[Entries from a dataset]
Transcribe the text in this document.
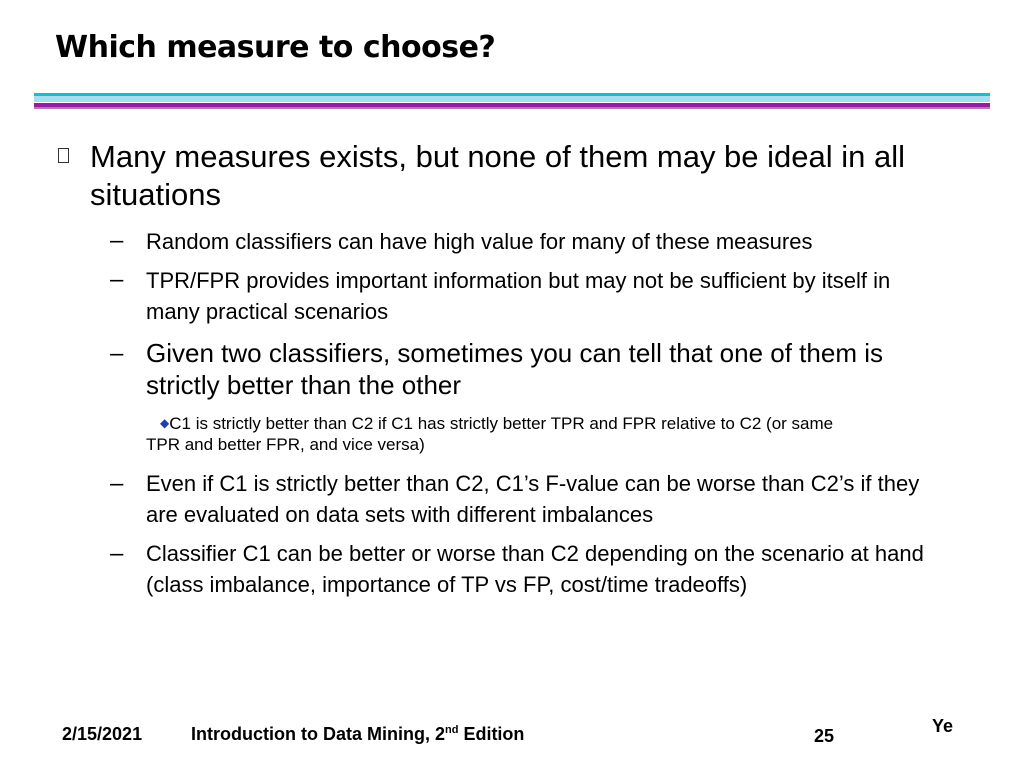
Which measure to choose?
Many measures exists, but none of them may be ideal in all situations
– Random classifiers can have high value for many of these measures
– TPR/FPR provides important information but may not be sufficient by itself in many practical scenarios
– Given two classifiers, sometimes you can tell that one of them is strictly better than the other
◆C1 is strictly better than C2 if C1 has strictly better TPR and FPR relative to C2 (or same
TPR and better FPR, and vice versa)
– Even if C1 is strictly better than C2, C1’s F-value can be worse than C2’s if they are evaluated on data sets with different imbalances
– Classifier C1 can be better or worse than C2 depending on the scenario at hand (class imbalance, importance of TP vs FP, cost/time tradeoffs)
2/15/2021	Introduction to Data Mining, 2nd Edition	25	Ye
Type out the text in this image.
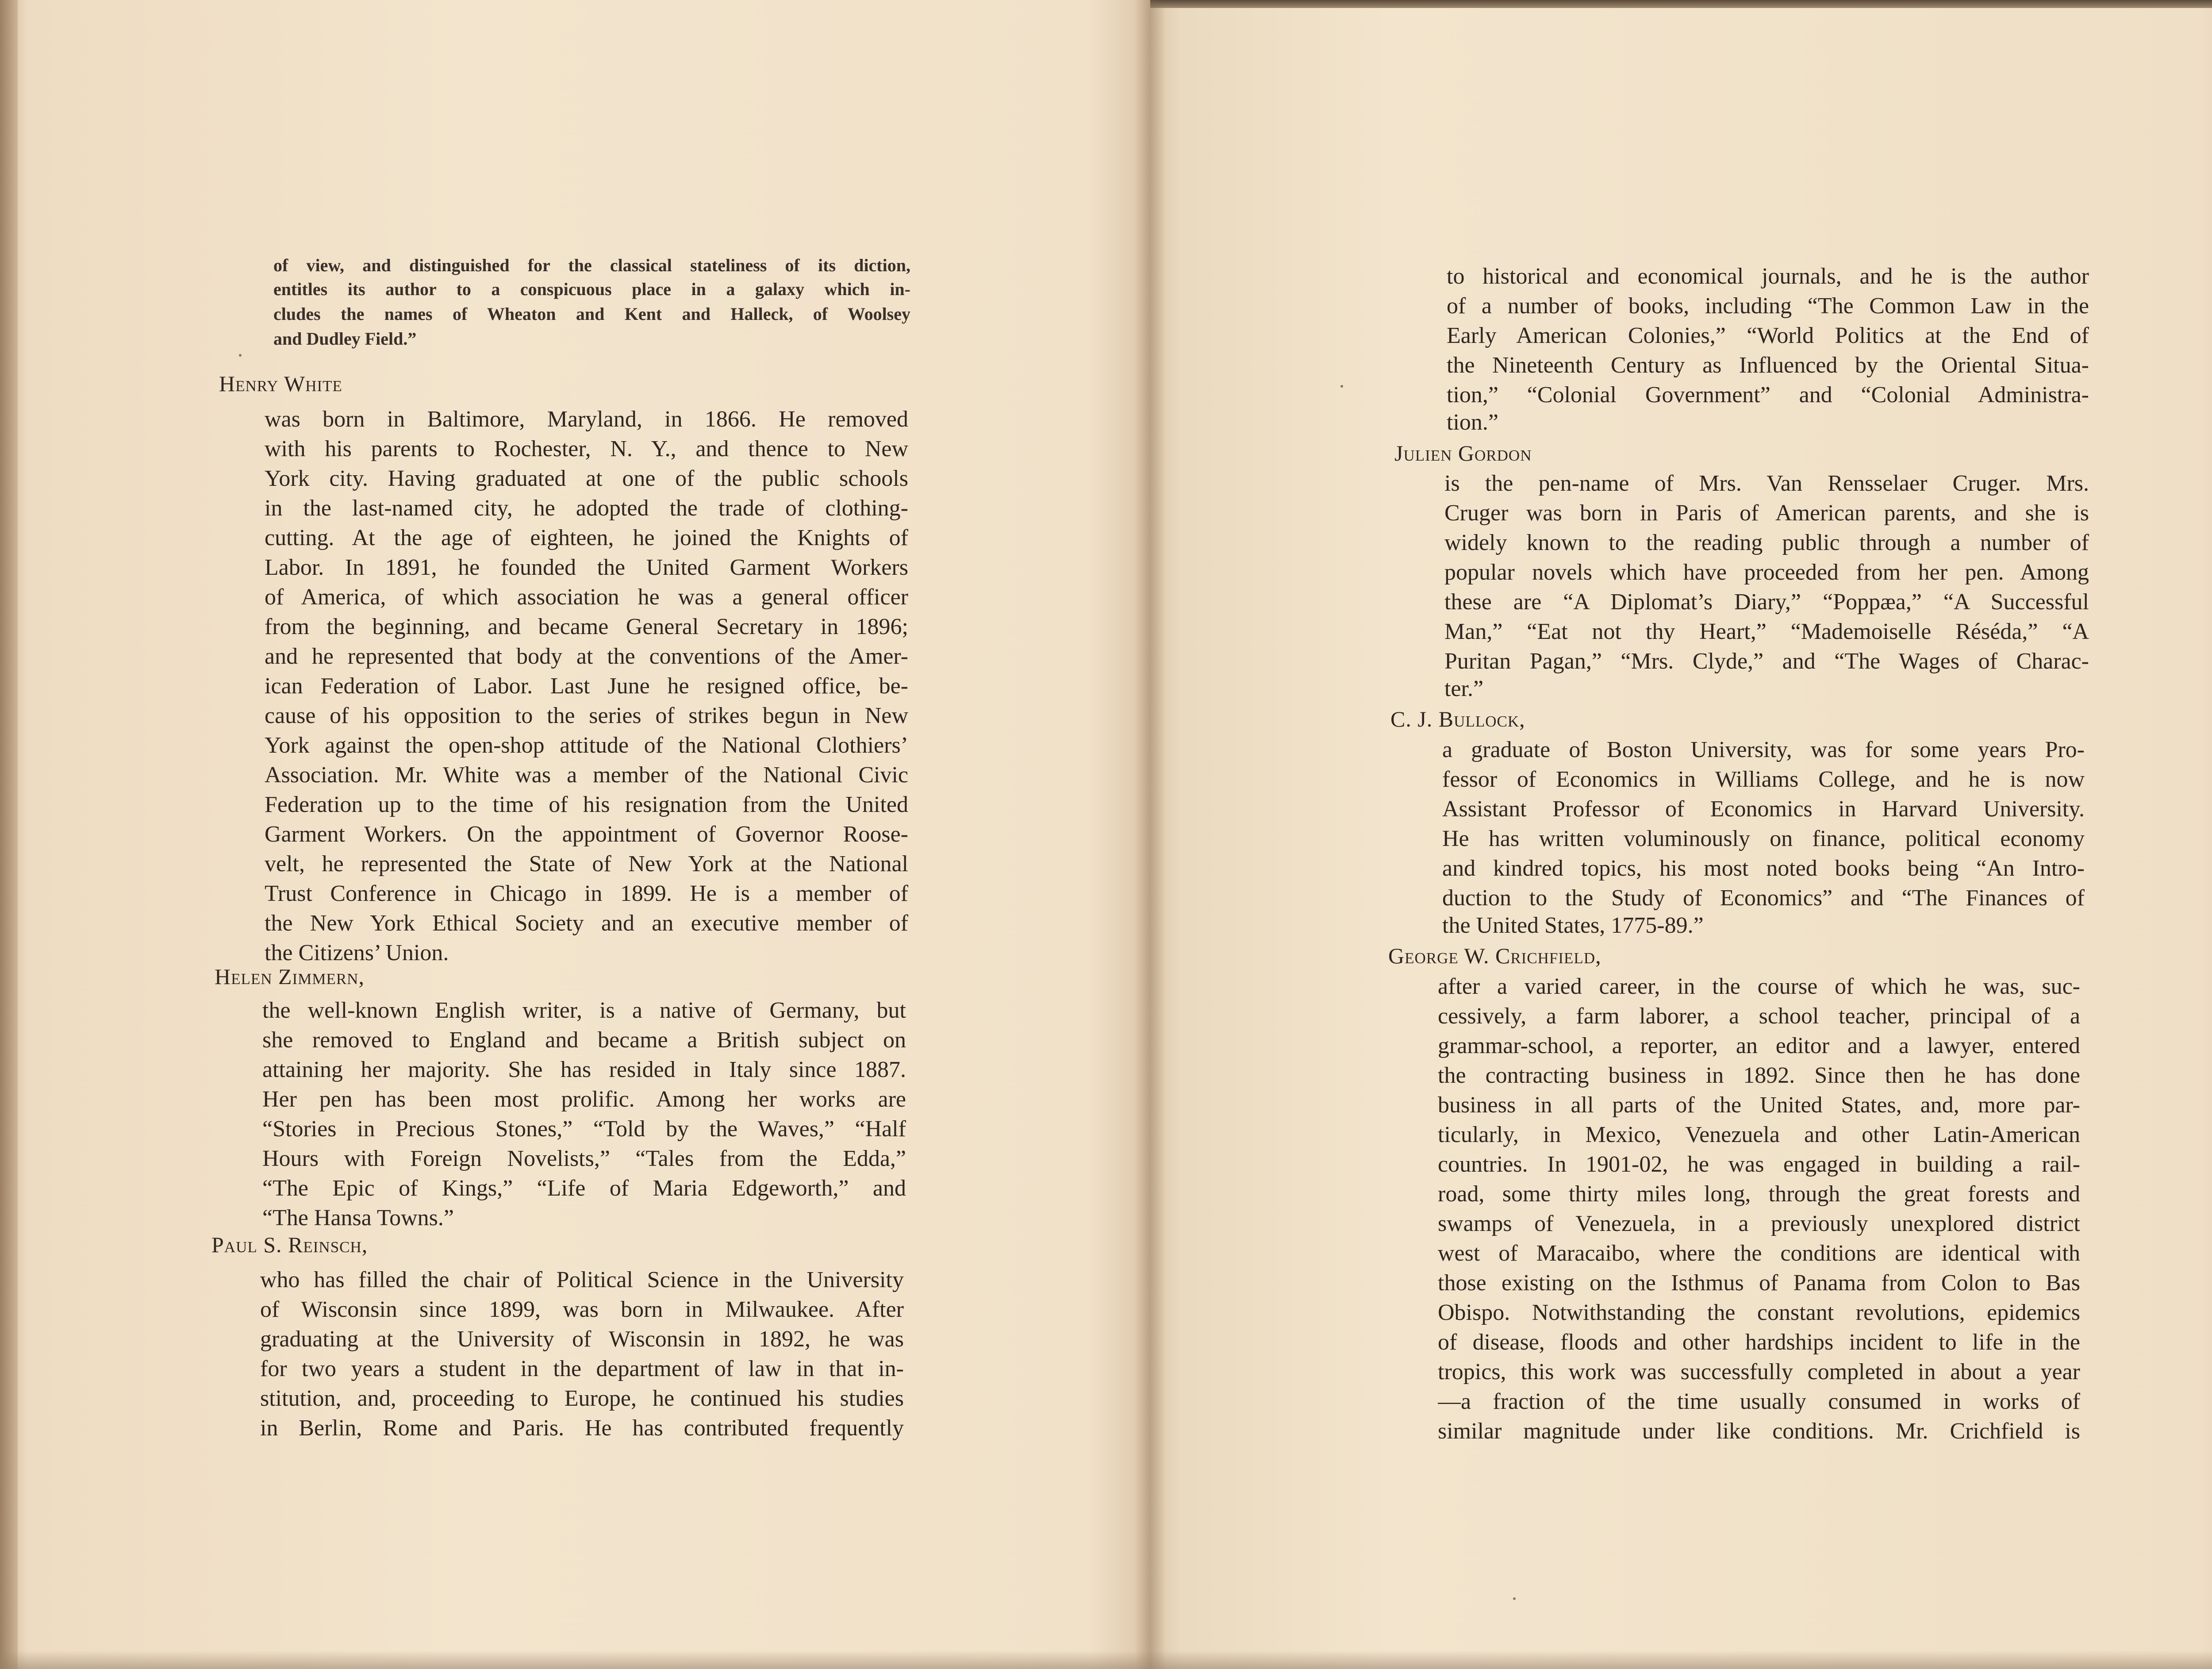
of view, and distinguished for the classical stateliness of its diction,
entitles its author to a conspicuous place in a galaxy which in-
cludes the names of Wheaton and Kent and Halleck, of Woolsey
and Dudley Field.”
Henry White
was born in Baltimore, Maryland, in 1866. He removed
with his parents to Rochester, N. Y., and thence to New
York city. Having graduated at one of the public schools
in the last-named city, he adopted the trade of clothing-
cutting. At the age of eighteen, he joined the Knights of
Labor. In 1891, he founded the United Garment Workers
of America, of which association he was a general officer
from the beginning, and became General Secretary in 1896;
and he represented that body at the conventions of the Amer-
ican Federation of Labor. Last June he resigned office, be-
cause of his opposition to the series of strikes begun in New
York against the open-shop attitude of the National Clothiers’
Association. Mr. White was a member of the National Civic
Federation up to the time of his resignation from the United
Garment Workers. On the appointment of Governor Roose-
velt, he represented the State of New York at the National
Trust Conference in Chicago in 1899. He is a member of
the New York Ethical Society and an executive member of
the Citizens’ Union.
Helen Zimmern,
the well-known English writer, is a native of Germany, but
she removed to England and became a British subject on
attaining her majority. She has resided in Italy since 1887.
Her pen has been most prolific. Among her works are
“Stories in Precious Stones,” “Told by the Waves,” “Half
Hours with Foreign Novelists,” “Tales from the Edda,”
“The Epic of Kings,” “Life of Maria Edgeworth,” and
“The Hansa Towns.”
Paul S. Reinsch,
who has filled the chair of Political Science in the University
of Wisconsin since 1899, was born in Milwaukee. After
graduating at the University of Wisconsin in 1892, he was
for two years a student in the department of law in that in-
stitution, and, proceeding to Europe, he continued his studies
in Berlin, Rome and Paris. He has contributed frequently
to historical and economical journals, and he is the author
of a number of books, including “The Common Law in the
Early American Colonies,” “World Politics at the End of
the Nineteenth Century as Influenced by the Oriental Situa-
tion,” “Colonial Government” and “Colonial Administra-
tion.”
Julien Gordon
is the pen-name of Mrs. Van Rensselaer Cruger. Mrs.
Cruger was born in Paris of American parents, and she is
widely known to the reading public through a number of
popular novels which have proceeded from her pen. Among
these are “A Diplomat’s Diary,” “Poppæa,” “A Successful
Man,” “Eat not thy Heart,” “Mademoiselle Réséda,” “A
Puritan Pagan,” “Mrs. Clyde,” and “The Wages of Charac-
ter.”
C. J. Bullock,
a graduate of Boston University, was for some years Pro-
fessor of Economics in Williams College, and he is now
Assistant Professor of Economics in Harvard University.
He has written voluminously on finance, political economy
and kindred topics, his most noted books being “An Intro-
duction to the Study of Economics” and “The Finances of
the United States, 1775-89.”
George W. Crichfield,
after a varied career, in the course of which he was, suc-
cessively, a farm laborer, a school teacher, principal of a
grammar-school, a reporter, an editor and a lawyer, entered
the contracting business in 1892. Since then he has done
business in all parts of the United States, and, more par-
ticularly, in Mexico, Venezuela and other Latin-American
countries. In 1901-02, he was engaged in building a rail-
road, some thirty miles long, through the great forests and
swamps of Venezuela, in a previously unexplored district
west of Maracaibo, where the conditions are identical with
those existing on the Isthmus of Panama from Colon to Bas
Obispo. Notwithstanding the constant revolutions, epidemics
of disease, floods and other hardships incident to life in the
tropics, this work was successfully completed in about a year
—a fraction of the time usually consumed in works of
similar magnitude under like conditions. Mr. Crichfield is
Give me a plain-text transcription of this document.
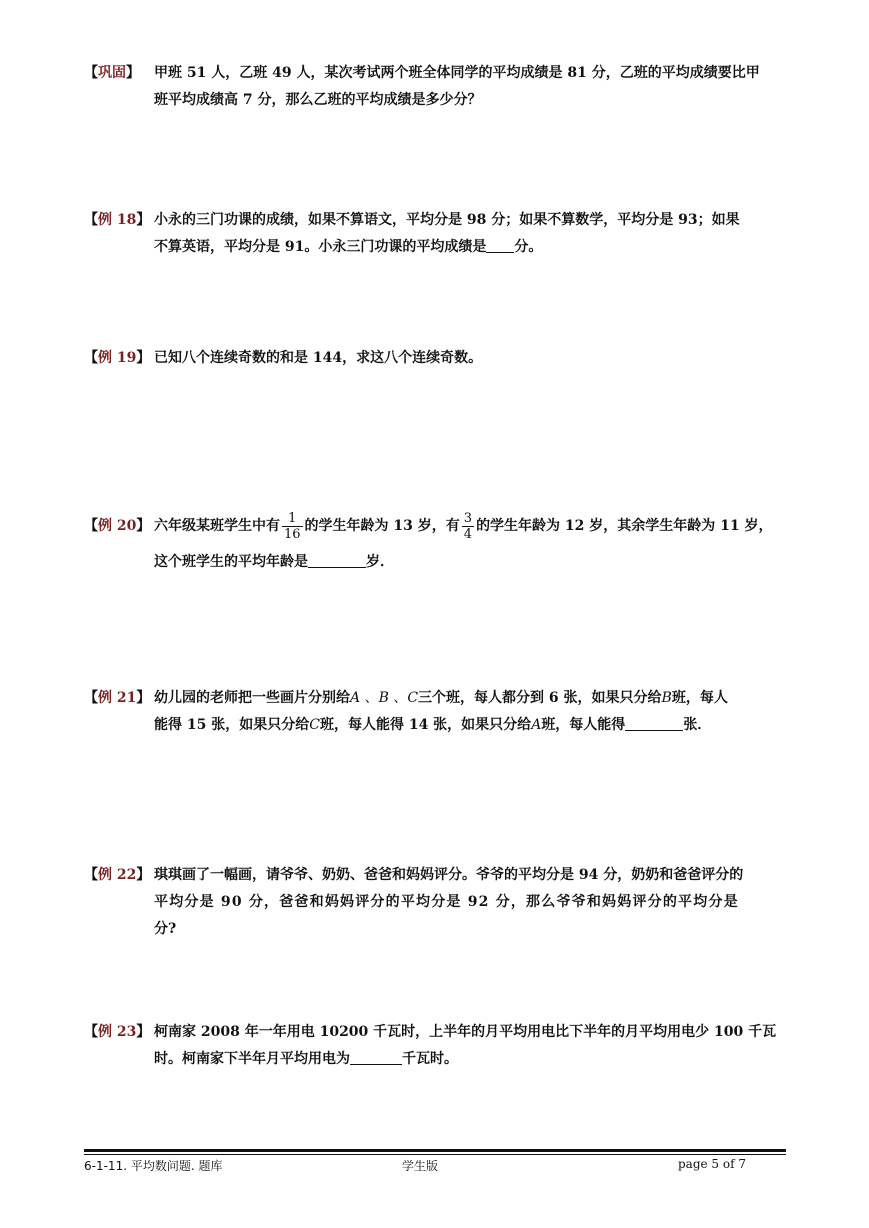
【巩固】 甲班 51 人，乙班 49 人，某次考试两个班全体同学的平均成绩是 81 分，乙班的平均成绩要比甲
班平均成绩高 7 分，那么乙班的平均成绩是多少分？
【例 18】 小永的三门功课的成绩，如果不算语文，平均分是 98 分；如果不算数学，平均分是 93；如果
不算英语，平均分是 91。小永三门功课的平均成绩是 分。
【例 19】 已知八个连续奇数的和是 144，求这八个连续奇数。
【例 20】 六年级某班学生中有 $\frac{1}{16}$ 的学生年龄为 13 岁，有 $\frac{3}{4}$ 的学生年龄为 12 岁，其余学生年龄为 11 岁，
这个班学生的平均年龄是	岁．
【例 21】 幼儿园的老师把一些画片分别给A 、B 、C三个班，每人都分到 6 张，如果只分给B班，每人
能得 15 张，如果只分给C班，每人能得 14 张，如果只分给A班，每人能得	张．
【例 22】 琪琪画了一幅画，请爷爷、奶奶、爸爸和妈妈评分。爷爷的平均分是 94 分，奶奶和爸爸评分的
平均分是 90 分，爸爸和妈妈评分的平均分是 92 分，那么爷爷和妈妈评分的平均分是
分?
【例 23】 柯南家 2008 年一年用电 10200 千瓦时，上半年的月平均用电比下半年的月平均用电少 100 千瓦
时。柯南家下半年月平均用电为	千瓦时。
6-1-11. 平均数问题. 题库	学生版	page 5 of 7
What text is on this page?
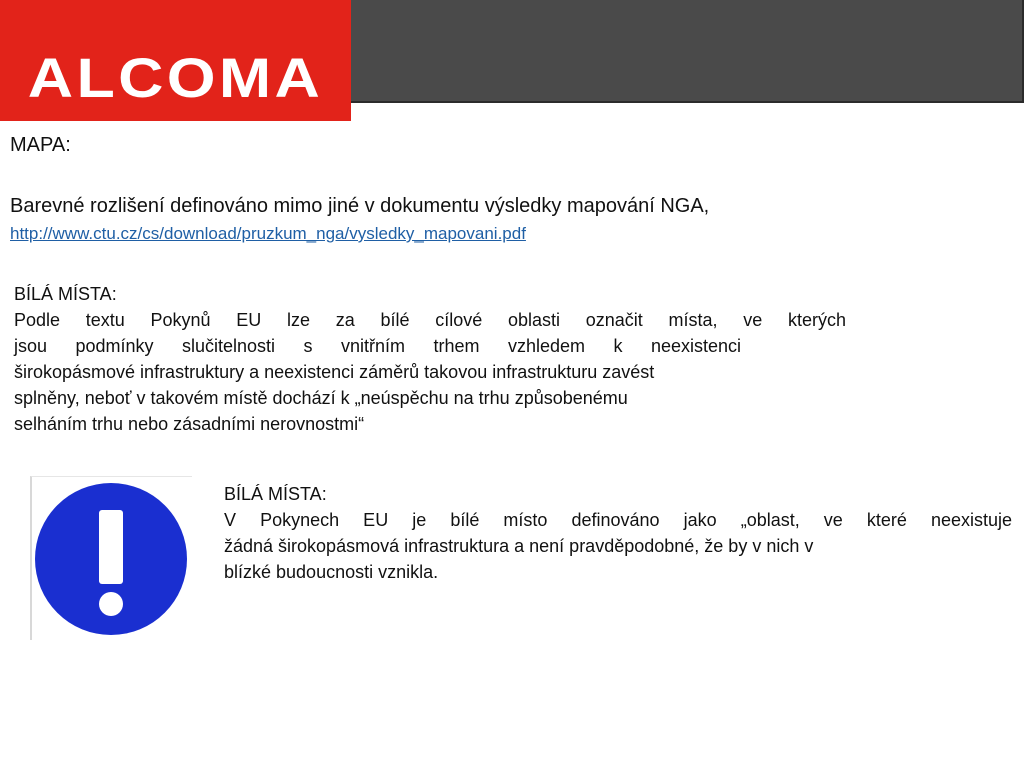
ALCOMA
MAPA:
Barevné rozlišení definováno mimo jiné v dokumentu výsledky mapování NGA,
http://www.ctu.cz/cs/download/pruzkum_nga/vysledky_mapovani.pdf
BÍLÁ MÍSTA:
Podle textu Pokynů EU lze za bílé cílové oblasti označit místa, ve kterých
jsou podmínky slučitelnosti s vnitřním trhem vzhledem k neexistenci
širokopásmové infrastruktury a neexistenci záměrů takovou infrastrukturu zavést
splněny, neboť v takovém místě dochází k „neúspěchu na trhu způsobenému
selháním trhu nebo zásadními nerovnostmi“
BÍLÁ MÍSTA:
V Pokynech EU je bílé místo definováno jako „oblast, ve které neexistuje
žádná širokopásmová infrastruktura a není pravděpodobné, že by v nich v
blízké budoucnosti vznikla.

◆ **THE PROBLEM**: Look through the entries above and report the number of lines that contain "National". Write only the number.

◆ **CORRECT OUTPUT**: 3